What to produce:
Which lines contain the word "name"? Return each of them as written.

Stored data:
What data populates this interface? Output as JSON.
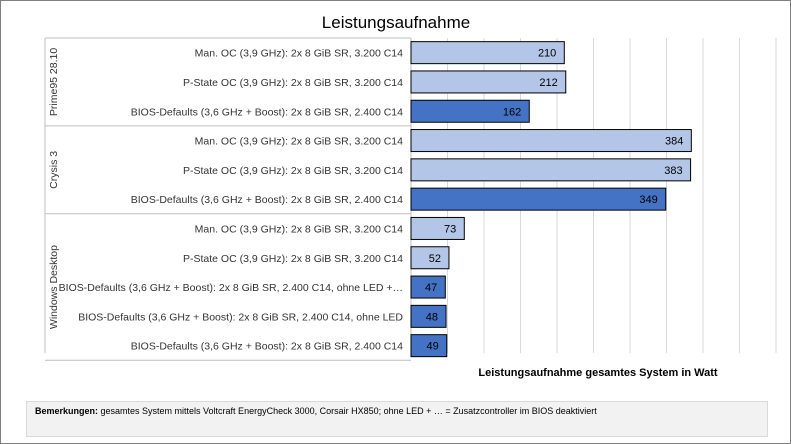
{
  "chart_data": {
    "type": "bar",
    "orientation": "horizontal",
    "title": "Leistungsaufnahme",
    "xlabel": "Leistungsaufnahme  gesamtes System in Watt",
    "ylabel": "",
    "xlim": [
      0,
      500
    ],
    "grid": true,
    "groups": [
      {
        "name": "Prime95 28.10",
        "bars": [
          {
            "label": "Man. OC (3,9 GHz): 2x 8 GiB SR, 3.200 C14",
            "value": 210,
            "color": "#b4c6e7"
          },
          {
            "label": "P-State OC (3,9 GHz): 2x 8 GiB SR, 3.200 C14",
            "value": 212,
            "color": "#b4c6e7"
          },
          {
            "label": "BIOS-Defaults (3,6 GHz + Boost): 2x 8 GiB SR, 2.400 C14",
            "value": 162,
            "color": "#4472c4"
          }
        ]
      },
      {
        "name": "Crysis 3",
        "bars": [
          {
            "label": "Man. OC (3,9 GHz): 2x 8 GiB SR, 3.200 C14",
            "value": 384,
            "color": "#b4c6e7"
          },
          {
            "label": "P-State OC (3,9 GHz): 2x 8 GiB SR, 3.200 C14",
            "value": 383,
            "color": "#b4c6e7"
          },
          {
            "label": "BIOS-Defaults (3,6 GHz + Boost): 2x 8 GiB SR, 2.400 C14",
            "value": 349,
            "color": "#4472c4"
          }
        ]
      },
      {
        "name": "Windows Desktop",
        "bars": [
          {
            "label": "Man. OC (3,9 GHz): 2x 8 GiB SR, 3.200 C14",
            "value": 73,
            "color": "#b4c6e7"
          },
          {
            "label": "P-State OC (3,9 GHz): 2x 8 GiB SR, 3.200 C14",
            "value": 52,
            "color": "#b4c6e7"
          },
          {
            "label": "BIOS-Defaults (3,6 GHz + Boost): 2x 8 GiB SR, 2.400 C14, ohne LED +…",
            "value": 47,
            "color": "#4472c4"
          },
          {
            "label": "BIOS-Defaults (3,6 GHz + Boost): 2x 8 GiB SR, 2.400 C14, ohne LED",
            "value": 48,
            "color": "#4472c4"
          },
          {
            "label": "BIOS-Defaults (3,6 GHz + Boost): 2x 8 GiB SR, 2.400 C14",
            "value": 49,
            "color": "#4472c4"
          }
        ]
      }
    ]
  },
  "notes": {
    "label": "Bemerkungen:",
    "text": " gesamtes System mittels Voltcraft EnergyCheck 3000, Corsair HX850; ohne LED + … = Zusatzcontroller im BIOS deaktiviert"
  }
}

Solution:
        "name": "Prime95 28.10",
        "name": "Crysis 3",
        "name": "Windows Desktop",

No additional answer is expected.